● **Do this**:
Repeat the whole listing below, word for word.

__________________________________________________

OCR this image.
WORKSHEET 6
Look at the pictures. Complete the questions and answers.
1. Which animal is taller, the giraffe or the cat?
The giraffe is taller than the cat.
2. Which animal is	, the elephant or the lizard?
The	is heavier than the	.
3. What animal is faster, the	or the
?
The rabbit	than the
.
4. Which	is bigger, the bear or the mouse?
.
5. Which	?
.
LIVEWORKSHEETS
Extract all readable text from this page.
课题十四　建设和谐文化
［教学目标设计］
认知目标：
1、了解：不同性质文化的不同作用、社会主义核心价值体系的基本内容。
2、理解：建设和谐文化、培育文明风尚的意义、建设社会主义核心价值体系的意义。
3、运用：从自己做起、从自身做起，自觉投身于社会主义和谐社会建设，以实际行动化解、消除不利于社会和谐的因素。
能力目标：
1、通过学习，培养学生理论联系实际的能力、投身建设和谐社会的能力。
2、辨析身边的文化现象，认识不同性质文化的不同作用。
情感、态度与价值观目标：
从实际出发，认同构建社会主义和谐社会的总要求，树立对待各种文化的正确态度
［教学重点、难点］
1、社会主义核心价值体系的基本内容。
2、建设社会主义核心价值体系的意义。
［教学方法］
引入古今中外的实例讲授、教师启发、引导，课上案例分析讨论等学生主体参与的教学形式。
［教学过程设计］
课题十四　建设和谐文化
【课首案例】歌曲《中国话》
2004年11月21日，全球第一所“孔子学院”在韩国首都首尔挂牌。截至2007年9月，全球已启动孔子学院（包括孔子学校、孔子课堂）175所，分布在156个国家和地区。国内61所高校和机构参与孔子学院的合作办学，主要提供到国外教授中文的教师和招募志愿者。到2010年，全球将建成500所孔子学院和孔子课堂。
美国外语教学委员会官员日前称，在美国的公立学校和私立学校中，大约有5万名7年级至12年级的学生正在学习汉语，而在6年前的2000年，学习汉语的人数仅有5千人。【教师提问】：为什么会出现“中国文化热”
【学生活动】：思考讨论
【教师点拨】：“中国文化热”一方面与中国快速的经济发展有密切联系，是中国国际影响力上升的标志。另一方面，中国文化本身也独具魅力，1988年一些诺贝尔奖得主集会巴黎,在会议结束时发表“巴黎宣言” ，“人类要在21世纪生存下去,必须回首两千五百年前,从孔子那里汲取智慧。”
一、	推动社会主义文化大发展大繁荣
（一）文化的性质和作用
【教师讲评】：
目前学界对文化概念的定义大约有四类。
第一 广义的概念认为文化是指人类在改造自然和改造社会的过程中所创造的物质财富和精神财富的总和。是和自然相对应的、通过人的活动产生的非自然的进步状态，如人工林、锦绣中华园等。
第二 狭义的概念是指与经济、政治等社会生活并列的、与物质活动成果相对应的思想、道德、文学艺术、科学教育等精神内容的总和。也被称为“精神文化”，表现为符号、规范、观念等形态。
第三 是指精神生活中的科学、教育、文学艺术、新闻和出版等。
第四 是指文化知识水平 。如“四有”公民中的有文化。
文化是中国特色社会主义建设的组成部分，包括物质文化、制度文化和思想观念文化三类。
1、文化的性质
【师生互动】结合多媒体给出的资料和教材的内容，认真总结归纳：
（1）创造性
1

__________________________________________________

● **Task result**:
OCR this image.
WORKSHEET 6
Look at the pictures. Complete the questions and answers.
1. Which animal is taller, the giraffe or the cat?
The giraffe is taller than the cat.
2. Which animal is	, the elephant or the lizard?
The	is heavier than the	.
3. What animal is faster, the	or the
?
The rabbit	than the
.
4. Which	is bigger, the bear or the mouse?
.
5. Which	?
.
LIVEWORKSHEETS
Extract all readable text from this page.
课题十四　建设和谐文化
［教学目标设计］
认知目标：
1、了解：不同性质文化的不同作用、社会主义核心价值体系的基本内容。
2、理解：建设和谐文化、培育文明风尚的意义、建设社会主义核心价值体系的意义。
3、运用：从自己做起、从自身做起，自觉投身于社会主义和谐社会建设，以实际行动化解、消除不利于社会和谐的因素。
能力目标：
1、通过学习，培养学生理论联系实际的能力、投身建设和谐社会的能力。
2、辨析身边的文化现象，认识不同性质文化的不同作用。
情感、态度与价值观目标：
从实际出发，认同构建社会主义和谐社会的总要求，树立对待各种文化的正确态度
［教学重点、难点］
1、社会主义核心价值体系的基本内容。
2、建设社会主义核心价值体系的意义。
［教学方法］
引入古今中外的实例讲授、教师启发、引导，课上案例分析讨论等学生主体参与的教学形式。
［教学过程设计］
课题十四　建设和谐文化
【课首案例】歌曲《中国话》
2004年11月21日，全球第一所“孔子学院”在韩国首都首尔挂牌。截至2007年9月，全球已启动孔子学院（包括孔子学校、孔子课堂）175所，分布在156个国家和地区。国内61所高校和机构参与孔子学院的合作办学，主要提供到国外教授中文的教师和招募志愿者。到2010年，全球将建成500所孔子学院和孔子课堂。
美国外语教学委员会官员日前称，在美国的公立学校和私立学校中，大约有5万名7年级至12年级的学生正在学习汉语，而在6年前的2000年，学习汉语的人数仅有5千人。【教师提问】：为什么会出现“中国文化热”
【学生活动】：思考讨论
【教师点拨】：“中国文化热”一方面与中国快速的经济发展有密切联系，是中国国际影响力上升的标志。另一方面，中国文化本身也独具魅力，1988年一些诺贝尔奖得主集会巴黎,在会议结束时发表“巴黎宣言” ，“人类要在21世纪生存下去,必须回首两千五百年前,从孔子那里汲取智慧。”
一、	推动社会主义文化大发展大繁荣
（一）文化的性质和作用
【教师讲评】：
目前学界对文化概念的定义大约有四类。
第一 广义的概念认为文化是指人类在改造自然和改造社会的过程中所创造的物质财富和精神财富的总和。是和自然相对应的、通过人的活动产生的非自然的进步状态，如人工林、锦绣中华园等。
第二 狭义的概念是指与经济、政治等社会生活并列的、与物质活动成果相对应的思想、道德、文学艺术、科学教育等精神内容的总和。也被称为“精神文化”，表现为符号、规范、观念等形态。
第三 是指精神生活中的科学、教育、文学艺术、新闻和出版等。
第四 是指文化知识水平 。如“四有”公民中的有文化。
文化是中国特色社会主义建设的组成部分，包括物质文化、制度文化和思想观念文化三类。
1、文化的性质
【师生互动】结合多媒体给出的资料和教材的内容，认真总结归纳：
（1）创造性
1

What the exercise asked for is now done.